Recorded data
•••••

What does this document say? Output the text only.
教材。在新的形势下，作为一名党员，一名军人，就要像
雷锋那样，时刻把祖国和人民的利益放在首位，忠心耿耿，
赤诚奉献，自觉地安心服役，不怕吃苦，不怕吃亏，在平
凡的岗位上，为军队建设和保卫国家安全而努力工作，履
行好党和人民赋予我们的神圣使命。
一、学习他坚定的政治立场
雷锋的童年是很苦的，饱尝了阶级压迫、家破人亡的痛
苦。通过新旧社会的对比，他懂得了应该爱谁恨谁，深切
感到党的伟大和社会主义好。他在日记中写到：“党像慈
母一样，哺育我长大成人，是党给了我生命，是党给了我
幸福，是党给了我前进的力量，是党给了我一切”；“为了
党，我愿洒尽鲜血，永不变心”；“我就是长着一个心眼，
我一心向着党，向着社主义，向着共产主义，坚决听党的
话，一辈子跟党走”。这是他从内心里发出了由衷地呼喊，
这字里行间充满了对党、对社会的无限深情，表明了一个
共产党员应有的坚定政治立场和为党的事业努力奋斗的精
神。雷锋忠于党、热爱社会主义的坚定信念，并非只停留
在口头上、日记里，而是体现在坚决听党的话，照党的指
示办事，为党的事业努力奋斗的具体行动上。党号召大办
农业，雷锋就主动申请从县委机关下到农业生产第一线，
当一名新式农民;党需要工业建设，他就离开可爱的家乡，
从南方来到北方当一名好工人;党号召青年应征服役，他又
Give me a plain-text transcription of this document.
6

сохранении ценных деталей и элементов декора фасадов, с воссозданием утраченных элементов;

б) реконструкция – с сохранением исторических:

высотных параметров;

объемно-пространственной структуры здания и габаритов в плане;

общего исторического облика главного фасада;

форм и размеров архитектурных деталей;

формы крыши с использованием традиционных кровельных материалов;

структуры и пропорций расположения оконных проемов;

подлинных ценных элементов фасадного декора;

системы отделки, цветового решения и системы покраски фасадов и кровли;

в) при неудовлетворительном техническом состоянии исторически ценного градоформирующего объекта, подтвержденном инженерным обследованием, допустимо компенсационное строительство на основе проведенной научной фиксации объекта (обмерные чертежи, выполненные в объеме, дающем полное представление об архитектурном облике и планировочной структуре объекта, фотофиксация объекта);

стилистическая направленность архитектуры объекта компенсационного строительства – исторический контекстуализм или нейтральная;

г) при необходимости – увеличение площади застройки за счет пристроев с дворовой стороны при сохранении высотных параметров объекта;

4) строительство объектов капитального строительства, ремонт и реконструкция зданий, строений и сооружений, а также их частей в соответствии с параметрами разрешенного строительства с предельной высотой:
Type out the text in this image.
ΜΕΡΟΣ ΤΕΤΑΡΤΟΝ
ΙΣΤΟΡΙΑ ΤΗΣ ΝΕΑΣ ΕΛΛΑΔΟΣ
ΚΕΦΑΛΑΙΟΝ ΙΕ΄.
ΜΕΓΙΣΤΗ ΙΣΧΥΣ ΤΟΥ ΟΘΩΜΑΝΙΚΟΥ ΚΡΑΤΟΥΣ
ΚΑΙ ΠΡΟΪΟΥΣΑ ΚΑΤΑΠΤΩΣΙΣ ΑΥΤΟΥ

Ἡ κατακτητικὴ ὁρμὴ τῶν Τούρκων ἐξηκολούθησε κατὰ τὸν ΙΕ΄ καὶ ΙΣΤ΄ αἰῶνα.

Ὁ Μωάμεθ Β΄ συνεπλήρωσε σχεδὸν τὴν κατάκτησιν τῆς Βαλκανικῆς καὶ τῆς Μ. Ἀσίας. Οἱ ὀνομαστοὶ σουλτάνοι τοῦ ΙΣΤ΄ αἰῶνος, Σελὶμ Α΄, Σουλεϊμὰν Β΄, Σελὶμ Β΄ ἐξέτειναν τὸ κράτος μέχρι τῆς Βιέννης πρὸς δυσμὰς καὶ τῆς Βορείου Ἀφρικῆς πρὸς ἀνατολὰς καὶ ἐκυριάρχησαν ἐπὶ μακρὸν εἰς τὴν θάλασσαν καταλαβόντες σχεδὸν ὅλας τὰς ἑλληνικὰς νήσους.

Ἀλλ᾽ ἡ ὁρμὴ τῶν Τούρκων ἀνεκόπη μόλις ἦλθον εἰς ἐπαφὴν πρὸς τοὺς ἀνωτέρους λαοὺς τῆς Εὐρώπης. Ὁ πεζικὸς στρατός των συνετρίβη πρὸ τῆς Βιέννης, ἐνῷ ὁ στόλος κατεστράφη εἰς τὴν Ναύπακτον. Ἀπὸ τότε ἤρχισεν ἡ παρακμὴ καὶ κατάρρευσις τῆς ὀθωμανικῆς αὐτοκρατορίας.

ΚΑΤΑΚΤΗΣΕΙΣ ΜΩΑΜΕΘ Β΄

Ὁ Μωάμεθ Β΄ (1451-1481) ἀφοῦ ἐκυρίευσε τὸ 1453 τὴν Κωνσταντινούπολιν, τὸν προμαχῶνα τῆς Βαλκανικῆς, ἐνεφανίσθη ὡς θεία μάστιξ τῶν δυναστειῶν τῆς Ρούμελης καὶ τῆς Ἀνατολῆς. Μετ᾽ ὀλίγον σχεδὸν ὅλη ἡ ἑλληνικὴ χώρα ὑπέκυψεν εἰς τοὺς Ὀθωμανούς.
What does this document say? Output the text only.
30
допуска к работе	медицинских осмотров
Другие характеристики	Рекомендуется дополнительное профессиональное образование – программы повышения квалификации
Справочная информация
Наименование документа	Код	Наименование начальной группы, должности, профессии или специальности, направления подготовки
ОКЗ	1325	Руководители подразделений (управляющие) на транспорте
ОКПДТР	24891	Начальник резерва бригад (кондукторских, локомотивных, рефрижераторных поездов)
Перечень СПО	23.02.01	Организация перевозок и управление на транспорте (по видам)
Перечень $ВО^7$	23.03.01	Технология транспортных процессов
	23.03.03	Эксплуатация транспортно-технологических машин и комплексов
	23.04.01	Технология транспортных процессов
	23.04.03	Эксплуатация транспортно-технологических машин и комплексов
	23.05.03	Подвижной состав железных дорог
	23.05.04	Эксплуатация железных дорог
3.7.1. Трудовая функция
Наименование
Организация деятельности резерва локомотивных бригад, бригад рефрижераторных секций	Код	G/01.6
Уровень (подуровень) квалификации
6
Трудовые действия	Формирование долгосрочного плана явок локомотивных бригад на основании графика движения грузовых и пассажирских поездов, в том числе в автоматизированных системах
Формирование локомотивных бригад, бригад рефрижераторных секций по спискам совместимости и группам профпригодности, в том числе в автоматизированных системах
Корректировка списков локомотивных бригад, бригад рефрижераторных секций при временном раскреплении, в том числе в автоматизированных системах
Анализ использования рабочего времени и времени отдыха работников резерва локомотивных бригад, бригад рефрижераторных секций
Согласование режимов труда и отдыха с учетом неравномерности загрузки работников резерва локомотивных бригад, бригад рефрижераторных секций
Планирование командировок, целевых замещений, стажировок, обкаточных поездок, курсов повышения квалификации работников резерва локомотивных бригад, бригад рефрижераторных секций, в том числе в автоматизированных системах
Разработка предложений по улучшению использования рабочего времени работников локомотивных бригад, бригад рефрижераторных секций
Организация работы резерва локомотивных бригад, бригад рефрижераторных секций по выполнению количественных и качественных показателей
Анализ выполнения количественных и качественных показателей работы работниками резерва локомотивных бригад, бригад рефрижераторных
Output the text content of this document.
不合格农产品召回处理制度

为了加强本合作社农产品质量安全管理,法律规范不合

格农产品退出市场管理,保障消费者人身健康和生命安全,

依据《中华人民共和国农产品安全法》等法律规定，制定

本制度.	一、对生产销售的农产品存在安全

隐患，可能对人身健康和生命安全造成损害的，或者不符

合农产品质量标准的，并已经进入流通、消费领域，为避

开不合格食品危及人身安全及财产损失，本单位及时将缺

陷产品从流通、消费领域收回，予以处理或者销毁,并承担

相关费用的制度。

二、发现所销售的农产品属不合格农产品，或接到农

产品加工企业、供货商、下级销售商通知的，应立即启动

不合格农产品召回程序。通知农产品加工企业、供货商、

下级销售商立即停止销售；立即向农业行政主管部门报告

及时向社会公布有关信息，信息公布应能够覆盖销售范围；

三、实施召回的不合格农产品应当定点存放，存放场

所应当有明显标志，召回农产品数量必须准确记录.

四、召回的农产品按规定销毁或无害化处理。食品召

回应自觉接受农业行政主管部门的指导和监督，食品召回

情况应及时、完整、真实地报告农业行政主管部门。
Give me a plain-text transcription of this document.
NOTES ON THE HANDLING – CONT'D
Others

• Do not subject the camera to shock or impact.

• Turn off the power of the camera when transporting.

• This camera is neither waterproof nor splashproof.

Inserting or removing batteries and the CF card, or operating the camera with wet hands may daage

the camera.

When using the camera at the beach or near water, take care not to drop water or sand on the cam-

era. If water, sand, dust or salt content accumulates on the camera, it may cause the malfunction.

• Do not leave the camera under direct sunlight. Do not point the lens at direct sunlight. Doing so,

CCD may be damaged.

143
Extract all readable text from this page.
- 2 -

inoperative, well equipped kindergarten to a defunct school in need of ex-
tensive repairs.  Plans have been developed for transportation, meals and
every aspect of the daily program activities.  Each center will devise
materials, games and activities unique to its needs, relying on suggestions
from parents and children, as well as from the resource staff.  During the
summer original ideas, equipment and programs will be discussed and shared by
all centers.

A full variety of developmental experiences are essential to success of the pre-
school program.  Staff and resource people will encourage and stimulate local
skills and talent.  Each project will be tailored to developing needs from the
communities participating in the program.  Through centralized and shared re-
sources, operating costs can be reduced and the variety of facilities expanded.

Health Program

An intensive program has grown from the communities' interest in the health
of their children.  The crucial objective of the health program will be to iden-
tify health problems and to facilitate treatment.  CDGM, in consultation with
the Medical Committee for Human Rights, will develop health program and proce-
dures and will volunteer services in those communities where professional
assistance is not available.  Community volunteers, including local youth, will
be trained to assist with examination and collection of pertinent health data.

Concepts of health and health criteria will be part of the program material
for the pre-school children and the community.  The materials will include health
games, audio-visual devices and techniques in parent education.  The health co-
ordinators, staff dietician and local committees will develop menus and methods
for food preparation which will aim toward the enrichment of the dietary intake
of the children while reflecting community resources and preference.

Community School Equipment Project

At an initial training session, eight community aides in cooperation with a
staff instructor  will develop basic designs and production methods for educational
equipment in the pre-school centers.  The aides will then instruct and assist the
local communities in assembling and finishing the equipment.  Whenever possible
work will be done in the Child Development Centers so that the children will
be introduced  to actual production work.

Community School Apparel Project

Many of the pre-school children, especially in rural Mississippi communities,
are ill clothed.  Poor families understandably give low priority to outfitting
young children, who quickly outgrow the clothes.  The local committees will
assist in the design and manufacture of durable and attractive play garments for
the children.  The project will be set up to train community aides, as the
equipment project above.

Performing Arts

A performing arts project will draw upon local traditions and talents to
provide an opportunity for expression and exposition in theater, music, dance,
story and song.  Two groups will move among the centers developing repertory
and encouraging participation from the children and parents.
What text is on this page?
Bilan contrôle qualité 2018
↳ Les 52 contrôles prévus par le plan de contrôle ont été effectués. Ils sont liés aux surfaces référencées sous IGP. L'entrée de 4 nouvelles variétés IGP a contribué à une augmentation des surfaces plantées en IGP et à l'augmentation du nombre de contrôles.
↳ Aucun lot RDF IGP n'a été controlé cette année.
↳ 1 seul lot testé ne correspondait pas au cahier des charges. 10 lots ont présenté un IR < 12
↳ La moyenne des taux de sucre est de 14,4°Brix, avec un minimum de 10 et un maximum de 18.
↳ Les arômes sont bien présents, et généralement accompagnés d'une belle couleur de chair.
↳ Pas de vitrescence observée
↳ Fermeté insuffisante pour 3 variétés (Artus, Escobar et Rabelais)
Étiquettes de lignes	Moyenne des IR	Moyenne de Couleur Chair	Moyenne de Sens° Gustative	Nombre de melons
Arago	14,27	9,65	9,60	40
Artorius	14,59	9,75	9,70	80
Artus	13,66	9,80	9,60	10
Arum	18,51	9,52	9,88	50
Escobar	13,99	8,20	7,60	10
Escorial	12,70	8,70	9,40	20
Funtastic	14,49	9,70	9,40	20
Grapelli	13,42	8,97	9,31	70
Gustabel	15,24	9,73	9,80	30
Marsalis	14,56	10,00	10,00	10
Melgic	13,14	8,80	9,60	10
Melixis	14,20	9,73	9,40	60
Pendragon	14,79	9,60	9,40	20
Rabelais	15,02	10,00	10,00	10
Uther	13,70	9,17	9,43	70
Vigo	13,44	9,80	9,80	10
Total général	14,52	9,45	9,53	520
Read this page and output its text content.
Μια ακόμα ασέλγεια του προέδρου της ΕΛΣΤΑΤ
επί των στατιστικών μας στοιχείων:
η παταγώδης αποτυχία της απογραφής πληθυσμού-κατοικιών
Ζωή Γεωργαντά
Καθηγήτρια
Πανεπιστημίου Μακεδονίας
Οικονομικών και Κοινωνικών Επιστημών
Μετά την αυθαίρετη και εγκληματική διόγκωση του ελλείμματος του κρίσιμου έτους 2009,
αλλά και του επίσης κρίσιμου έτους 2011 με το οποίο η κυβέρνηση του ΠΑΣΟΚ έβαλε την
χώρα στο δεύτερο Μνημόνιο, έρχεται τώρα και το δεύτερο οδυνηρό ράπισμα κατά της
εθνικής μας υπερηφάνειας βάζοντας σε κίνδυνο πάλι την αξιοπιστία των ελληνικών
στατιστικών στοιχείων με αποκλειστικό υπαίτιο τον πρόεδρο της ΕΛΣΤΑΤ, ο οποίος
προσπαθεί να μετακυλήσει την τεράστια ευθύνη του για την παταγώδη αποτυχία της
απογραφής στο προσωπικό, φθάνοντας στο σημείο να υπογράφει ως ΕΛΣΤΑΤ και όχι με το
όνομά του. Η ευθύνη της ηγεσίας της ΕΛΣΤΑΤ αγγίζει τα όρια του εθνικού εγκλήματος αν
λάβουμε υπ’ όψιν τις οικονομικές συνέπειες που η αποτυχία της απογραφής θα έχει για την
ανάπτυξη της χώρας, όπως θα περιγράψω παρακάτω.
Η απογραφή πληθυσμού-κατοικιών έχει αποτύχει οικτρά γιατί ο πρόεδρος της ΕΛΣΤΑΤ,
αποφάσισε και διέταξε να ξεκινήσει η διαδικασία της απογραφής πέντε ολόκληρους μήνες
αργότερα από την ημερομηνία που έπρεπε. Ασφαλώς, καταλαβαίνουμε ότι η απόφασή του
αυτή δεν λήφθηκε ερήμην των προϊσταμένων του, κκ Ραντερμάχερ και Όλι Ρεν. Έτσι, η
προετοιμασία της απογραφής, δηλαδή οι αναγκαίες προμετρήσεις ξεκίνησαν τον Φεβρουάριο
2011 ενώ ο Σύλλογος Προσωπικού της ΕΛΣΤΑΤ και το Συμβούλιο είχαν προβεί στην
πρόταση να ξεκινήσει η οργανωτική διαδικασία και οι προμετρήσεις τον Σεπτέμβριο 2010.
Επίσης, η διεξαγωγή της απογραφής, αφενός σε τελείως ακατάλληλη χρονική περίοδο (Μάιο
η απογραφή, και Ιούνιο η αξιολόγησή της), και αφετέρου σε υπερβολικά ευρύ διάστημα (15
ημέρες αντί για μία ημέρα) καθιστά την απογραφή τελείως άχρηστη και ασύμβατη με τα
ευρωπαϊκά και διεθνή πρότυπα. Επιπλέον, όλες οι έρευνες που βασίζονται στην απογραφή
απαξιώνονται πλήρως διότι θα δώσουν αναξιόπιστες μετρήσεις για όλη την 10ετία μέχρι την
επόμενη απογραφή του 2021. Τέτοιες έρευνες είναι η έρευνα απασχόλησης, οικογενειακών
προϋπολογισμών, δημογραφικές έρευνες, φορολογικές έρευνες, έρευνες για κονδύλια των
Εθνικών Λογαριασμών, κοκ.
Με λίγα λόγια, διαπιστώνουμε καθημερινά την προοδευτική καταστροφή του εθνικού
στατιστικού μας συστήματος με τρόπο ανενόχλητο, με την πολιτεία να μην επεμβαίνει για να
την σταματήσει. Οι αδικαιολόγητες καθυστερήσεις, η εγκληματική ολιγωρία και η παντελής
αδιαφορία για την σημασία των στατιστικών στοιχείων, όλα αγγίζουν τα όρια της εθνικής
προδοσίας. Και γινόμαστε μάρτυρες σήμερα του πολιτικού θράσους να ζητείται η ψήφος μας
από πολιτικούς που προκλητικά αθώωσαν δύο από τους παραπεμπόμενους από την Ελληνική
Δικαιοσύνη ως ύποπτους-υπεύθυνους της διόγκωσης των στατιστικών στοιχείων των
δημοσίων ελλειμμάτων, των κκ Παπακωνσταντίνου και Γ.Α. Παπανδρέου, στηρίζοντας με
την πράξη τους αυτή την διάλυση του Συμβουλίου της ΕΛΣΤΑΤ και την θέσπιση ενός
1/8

•••••

* [Task directions]:
Of the lines in this listing, report how many contain the string "κατοικιών", and give the number only.

* [Output]:
2